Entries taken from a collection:
- - -
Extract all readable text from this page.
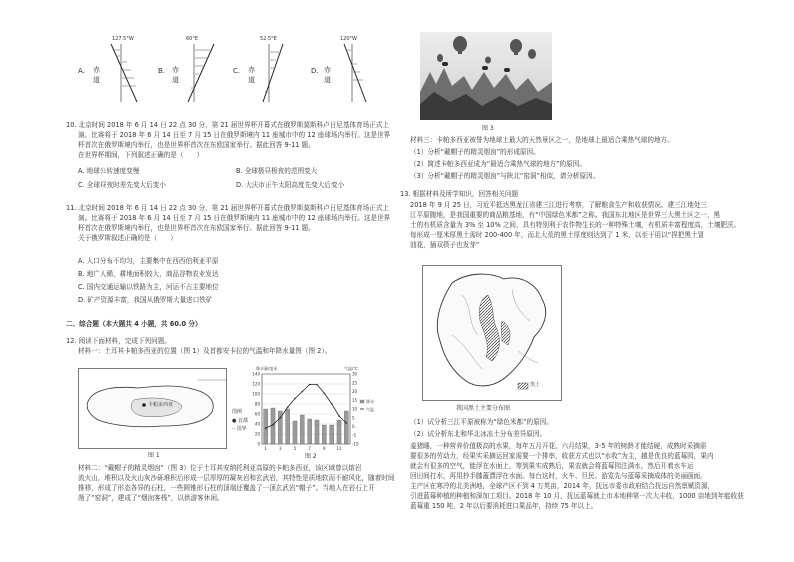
A.
127.5°W
赤
道
B.
60°E
赤
道
C.
52.5°E
赤
道
D.
120°W
赤
道
10. 北京时间 2018 年 6 月 14 日 22 点 30 分，第 21 届世界杯开幕式在俄罗斯莫斯科卢日尼基体育场正式上
演。比赛将于 2018 年 6 月 14 日至 7 月 15 日在俄罗斯境内 11 座城市中的 12 座球场内举行。这是世界
杯首次在俄罗斯境内举行，也是世界杯首次在东欧国家举行。据此回答 9-11 题。
在世界杯期间，下列叙述正确的是（　　）
A. 地球公转速度变慢	B. 全球极昼极夜的范围变大
C. 全球昼夜时差先变大后变小	D. 大庆市正午太阳高度先变大后变小
11. 北京时间 2018 年 6 月 14 日 22 点 30 分，第 21 届世界杯开幕式在俄罗斯莫斯科卢日尼基体育场正式上
演。比赛将于 2018 年 6 月 14 日至 7 月 15 日在俄罗斯境内 11 座城市中的 12 座球场内举行。这是世界
杯首次在俄罗斯境内举行，也是世界杯首次在东欧国家举行。据此回答 9-11 题。
关于俄罗斯叙述正确的是（　　）
A. 人口分布不均匀，主要集中在西西伯利亚平原
B. 地广人稀，耕地面积较大，商品谷物农业发达
C. 国内交通运输以铁路为主，河运不占主要地位
D. 矿产资源丰富，我国从俄罗斯大量进口铁矿
二、综合题（本大题共 4 小题，共 60.0 分）
12. 阅读下面材料，完成下列问题。
材料一：土耳其卡帕多西亚的位置（图 1）及首都安卡拉的气温和年降水量图（图 2）。
卡帕多西亚
图例
● 首都
┄ 国界
图 1
140
120
100
80
60
40
20
0
30
25
20
15
10
5
0
-5
-10
降水量/毫米	气温/℃
1	3	5	7	9	11
降水
气温
图 2
材料二：“戴帽子的精灵烟囱”（图 3）位于土耳其安纳托利亚高原的卡帕多西亚，该区域曾以熔岩
流火山，堆积以及火山灰沙砾堆积后形成一层厚厚的凝灰岩和玄武岩，其特性是质地软而不耐风化，随着时间
推移，形成了形态各异的石柱，一些圆锥形石柱的顶端还覆盖了一顶玄武岩“帽子”。当地人在岩石上开
凿了“窑洞”，建成了“烟囱客栈”，以供游客休闲。
图 3
材料三：卡帕多西亚被誉为地球上最大的天然景区之一，是地球上最适合乘热气球的地方。
（1）分析“戴帽子的精灵烟囱”的形成原因。
（2）简述卡帕多西亚成为“最适合乘热气球的地方”的原因。
（3）分析“戴帽子的精灵烟囱”与陕北“窑洞”相似，请分析原因。
13. 根据材料及所学知识，回答相关问题
2018 年 9 月 25 日，习近平抵达黑龙江省建三江进行考察，了解粮食生产和收获情况。建三江地处三
江平原腹地，是我国重要的商品粮基地，有“中国绿色米都”之称。我国东北地区是世界三大黑土区之一，黑
土的有机质含量为 3% 至 10% 之间，具有特别利于农作物生长的一种特殊土壤，有机质丰富程度高，土壤肥沃。
每形成一厘米厚黑土需时 200-400 年，而北大荒的黑土厚度则达到了 1 米，以至于用以“捏把黑土冒
油花，插双筷子也发芽”
黑土
我国黑土主要分布图
（1）试分析三江平原被称为“绿色米都”的原因。
（2）试分析东北和华北冰冻土分布差异原因。
羞猪睡，一种营养价值极高的水果，每年五月开花，六月结果，3-5 年的树龄才能结硬，成熟时采摘需
要很多的劳动力，经果实采摘运回家需要一个排率，收获方式也以“水收”为主，越是优良的蓝莓园，果内
就会有很多的空气，能浮在水面上，等到果实成熟后，果农就会将蓝莓园注满水，然后开着水车运
回田间打水，再用抄手膝蓋漂浮在水面。每台这时，火车、旦民、游览先与蓝莓采摘成体的美丽画面。
主产区在寒冷的北美洲地，全球产区不到 4 万英亩，2014 年，抚远市委市政府结合抚远自然禀赋资源，
引进蓝莓种植的种植和深加工项目。2018 年 10 月，抚远蓝莓就上市本地种第一次大丰收，1000 亩地到年能收获
蓝莓重 150 吨，2 年以后要消耗进口果品年，持续 75 年以上。
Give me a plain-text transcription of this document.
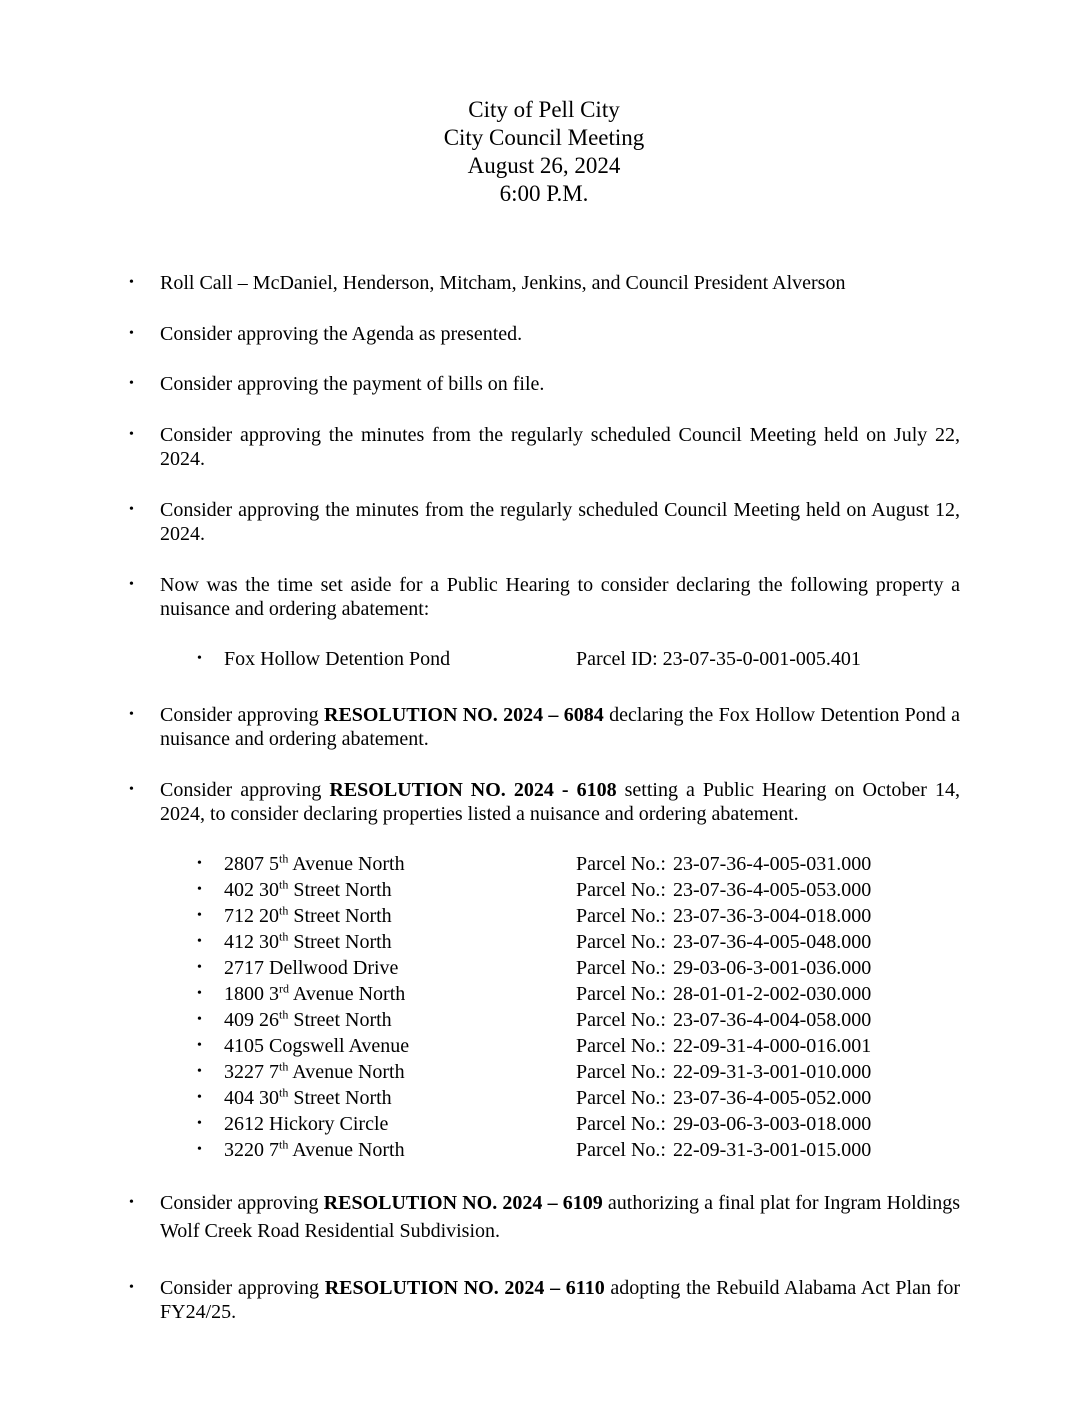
City of Pell City
City Council Meeting
August 26, 2024
6:00 P.M.
• Roll Call – McDaniel, Henderson, Mitcham, Jenkins, and Council President Alverson
• Consider approving the Agenda as presented.
• Consider approving the payment of bills on file.
• Consider approving the minutes from the regularly scheduled Council Meeting held on July 22, 2024.
• Consider approving the minutes from the regularly scheduled Council Meeting held on August 12, 2024.
• Now was the time set aside for a Public Hearing to consider declaring the following property a nuisance and ordering abatement:
• Fox Hollow Detention Pond	Parcel ID: 23-07-35-0-001-005.401
• Consider approving RESOLUTION NO. 2024 – 6084 declaring the Fox Hollow Detention Pond a nuisance and ordering abatement.
• Consider approving RESOLUTION NO. 2024 - 6108 setting a Public Hearing on October 14, 2024, to consider declaring properties listed a nuisance and ordering abatement.
• 2807 5th Avenue North	Parcel No.: 23-07-36-4-005-031.000
• 402 30th Street North	Parcel No.: 23-07-36-4-005-053.000
• 712 20th Street North	Parcel No.: 23-07-36-3-004-018.000
• 412 30th Street North	Parcel No.: 23-07-36-4-005-048.000
• 2717 Dellwood Drive	Parcel No.: 29-03-06-3-001-036.000
• 1800 3rd Avenue North	Parcel No.: 28-01-01-2-002-030.000
• 409 26th Street North	Parcel No.: 23-07-36-4-004-058.000
• 4105 Cogswell Avenue	Parcel No.: 22-09-31-4-000-016.001
• 3227 7th Avenue North	Parcel No.: 22-09-31-3-001-010.000
• 404 30th Street North	Parcel No.: 23-07-36-4-005-052.000
• 2612 Hickory Circle	Parcel No.: 29-03-06-3-003-018.000
• 3220 7th Avenue North	Parcel No.: 22-09-31-3-001-015.000
• Consider approving RESOLUTION NO. 2024 – 6109 authorizing a final plat for Ingram Holdings Wolf Creek Road Residential Subdivision.
• Consider approving RESOLUTION NO. 2024 – 6110 adopting the Rebuild Alabama Act Plan for FY24/25.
- - -
Find the word "RESOLUTION" in the data and show each line that holds it.

• Consider approving RESOLUTION NO. 2024 – 6084 declaring the Fox Hollow Detention Pond a nuisance and ordering abatement.
• Consider approving RESOLUTION NO. 2024 - 6108 setting a Public Hearing on October 14, 2024, to consider declaring properties listed a nuisance and ordering abatement.
• Consider approving RESOLUTION NO. 2024 – 6109 authorizing a final plat for Ingram Holdings Wolf Creek Road Residential Subdivision.
• Consider approving RESOLUTION NO. 2024 – 6110 adopting the Rebuild Alabama Act Plan for FY24/25.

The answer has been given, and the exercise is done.